What you are asked to do – Extract every line of the material below that contains the word "timeline", matching case exactly.

·····

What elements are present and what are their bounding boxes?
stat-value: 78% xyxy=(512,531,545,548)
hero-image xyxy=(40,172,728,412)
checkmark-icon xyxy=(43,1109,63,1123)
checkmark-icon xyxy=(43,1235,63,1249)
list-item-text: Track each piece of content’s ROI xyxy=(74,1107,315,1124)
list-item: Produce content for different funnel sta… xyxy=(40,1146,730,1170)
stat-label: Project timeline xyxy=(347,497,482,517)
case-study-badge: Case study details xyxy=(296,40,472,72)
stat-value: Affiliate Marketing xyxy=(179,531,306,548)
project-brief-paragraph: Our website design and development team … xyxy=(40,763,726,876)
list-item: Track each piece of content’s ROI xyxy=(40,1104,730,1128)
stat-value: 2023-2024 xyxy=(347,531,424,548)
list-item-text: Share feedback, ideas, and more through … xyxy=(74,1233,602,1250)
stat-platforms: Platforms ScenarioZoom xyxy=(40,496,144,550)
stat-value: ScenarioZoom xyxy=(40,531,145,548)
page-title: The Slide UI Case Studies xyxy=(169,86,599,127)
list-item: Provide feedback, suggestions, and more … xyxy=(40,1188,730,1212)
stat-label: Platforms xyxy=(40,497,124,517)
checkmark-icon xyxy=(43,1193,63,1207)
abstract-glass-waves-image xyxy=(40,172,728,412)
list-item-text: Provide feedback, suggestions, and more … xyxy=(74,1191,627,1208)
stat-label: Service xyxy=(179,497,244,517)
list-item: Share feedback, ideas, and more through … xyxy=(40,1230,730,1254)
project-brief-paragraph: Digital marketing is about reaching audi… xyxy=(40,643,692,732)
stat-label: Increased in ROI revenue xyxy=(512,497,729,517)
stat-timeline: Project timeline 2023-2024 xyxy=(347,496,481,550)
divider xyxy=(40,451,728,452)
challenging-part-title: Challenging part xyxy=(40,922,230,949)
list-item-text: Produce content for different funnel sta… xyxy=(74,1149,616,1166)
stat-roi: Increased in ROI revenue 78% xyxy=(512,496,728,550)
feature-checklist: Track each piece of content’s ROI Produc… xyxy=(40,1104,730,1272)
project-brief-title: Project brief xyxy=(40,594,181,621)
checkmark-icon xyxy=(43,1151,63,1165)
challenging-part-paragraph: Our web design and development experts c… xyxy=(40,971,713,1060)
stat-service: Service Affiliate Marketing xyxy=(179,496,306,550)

·····

Result for this task –
stat-label: Project timeline xyxy=(347,497,482,517)
stat-timeline: Project timeline 2023-2024 xyxy=(347,496,481,550)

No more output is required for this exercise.